_WHAT TO PRODUCE:_
In the records that follow, locate every line with "this" and extract it.

(Extracted data entries)
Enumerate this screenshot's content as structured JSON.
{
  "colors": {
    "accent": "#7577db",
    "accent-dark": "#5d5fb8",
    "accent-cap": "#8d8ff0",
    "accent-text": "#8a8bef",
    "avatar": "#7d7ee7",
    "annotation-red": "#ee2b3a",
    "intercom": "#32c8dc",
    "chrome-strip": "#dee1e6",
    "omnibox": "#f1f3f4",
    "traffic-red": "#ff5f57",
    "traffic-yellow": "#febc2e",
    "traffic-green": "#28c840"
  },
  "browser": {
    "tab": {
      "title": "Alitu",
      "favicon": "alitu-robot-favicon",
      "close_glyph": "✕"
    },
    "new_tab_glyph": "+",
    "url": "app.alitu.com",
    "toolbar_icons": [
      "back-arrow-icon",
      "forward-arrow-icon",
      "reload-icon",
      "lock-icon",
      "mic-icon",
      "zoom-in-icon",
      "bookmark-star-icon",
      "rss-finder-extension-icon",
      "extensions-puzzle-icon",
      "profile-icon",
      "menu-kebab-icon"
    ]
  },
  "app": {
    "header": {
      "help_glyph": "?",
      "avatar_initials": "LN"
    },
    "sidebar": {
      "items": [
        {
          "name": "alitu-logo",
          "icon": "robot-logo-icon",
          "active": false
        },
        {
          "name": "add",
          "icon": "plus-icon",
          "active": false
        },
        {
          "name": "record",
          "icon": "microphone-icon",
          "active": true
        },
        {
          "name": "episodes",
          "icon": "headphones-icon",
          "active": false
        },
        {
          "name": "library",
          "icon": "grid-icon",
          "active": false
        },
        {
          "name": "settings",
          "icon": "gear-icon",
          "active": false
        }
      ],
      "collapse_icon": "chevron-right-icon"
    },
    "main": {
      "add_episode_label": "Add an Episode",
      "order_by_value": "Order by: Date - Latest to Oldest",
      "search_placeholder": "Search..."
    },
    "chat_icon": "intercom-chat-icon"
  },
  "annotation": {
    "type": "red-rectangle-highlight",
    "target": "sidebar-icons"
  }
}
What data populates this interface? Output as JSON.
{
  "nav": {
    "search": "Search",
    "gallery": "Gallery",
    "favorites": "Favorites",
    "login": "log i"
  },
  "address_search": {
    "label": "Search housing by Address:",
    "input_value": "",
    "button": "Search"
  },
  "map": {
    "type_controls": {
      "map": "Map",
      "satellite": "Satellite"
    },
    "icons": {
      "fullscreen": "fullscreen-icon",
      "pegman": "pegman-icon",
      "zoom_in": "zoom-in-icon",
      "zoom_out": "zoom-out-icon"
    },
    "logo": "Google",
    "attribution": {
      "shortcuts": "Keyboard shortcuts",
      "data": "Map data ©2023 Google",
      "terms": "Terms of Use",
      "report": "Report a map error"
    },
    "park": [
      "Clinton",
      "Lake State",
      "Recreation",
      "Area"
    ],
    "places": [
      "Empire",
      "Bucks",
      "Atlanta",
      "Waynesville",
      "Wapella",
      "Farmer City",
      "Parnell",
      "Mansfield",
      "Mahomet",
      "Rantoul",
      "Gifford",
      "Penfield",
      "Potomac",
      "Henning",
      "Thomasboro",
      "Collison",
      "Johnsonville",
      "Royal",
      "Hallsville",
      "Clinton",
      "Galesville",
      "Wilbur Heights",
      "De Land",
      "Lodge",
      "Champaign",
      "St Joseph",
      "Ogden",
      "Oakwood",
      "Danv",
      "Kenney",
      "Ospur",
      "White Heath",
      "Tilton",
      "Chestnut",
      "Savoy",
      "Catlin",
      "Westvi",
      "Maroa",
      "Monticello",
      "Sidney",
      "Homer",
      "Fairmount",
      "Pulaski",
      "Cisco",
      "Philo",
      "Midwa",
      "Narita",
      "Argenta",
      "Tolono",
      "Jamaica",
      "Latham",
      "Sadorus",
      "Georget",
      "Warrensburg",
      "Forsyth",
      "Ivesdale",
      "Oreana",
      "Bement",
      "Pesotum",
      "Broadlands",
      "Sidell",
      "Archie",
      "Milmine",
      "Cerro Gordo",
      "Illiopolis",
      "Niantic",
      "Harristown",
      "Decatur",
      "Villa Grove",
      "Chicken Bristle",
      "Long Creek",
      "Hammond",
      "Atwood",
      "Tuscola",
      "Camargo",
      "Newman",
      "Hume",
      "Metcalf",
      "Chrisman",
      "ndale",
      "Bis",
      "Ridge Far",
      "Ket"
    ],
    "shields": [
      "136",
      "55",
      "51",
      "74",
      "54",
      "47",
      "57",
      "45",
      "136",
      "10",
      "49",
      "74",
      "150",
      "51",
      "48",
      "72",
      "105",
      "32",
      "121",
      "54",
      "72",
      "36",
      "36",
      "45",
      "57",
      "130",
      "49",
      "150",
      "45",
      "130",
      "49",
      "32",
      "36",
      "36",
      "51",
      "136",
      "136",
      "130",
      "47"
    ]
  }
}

_REPLY:_
Enumerate this screenshot's content as structured JSON.
What data populates this interface? Output as JSON.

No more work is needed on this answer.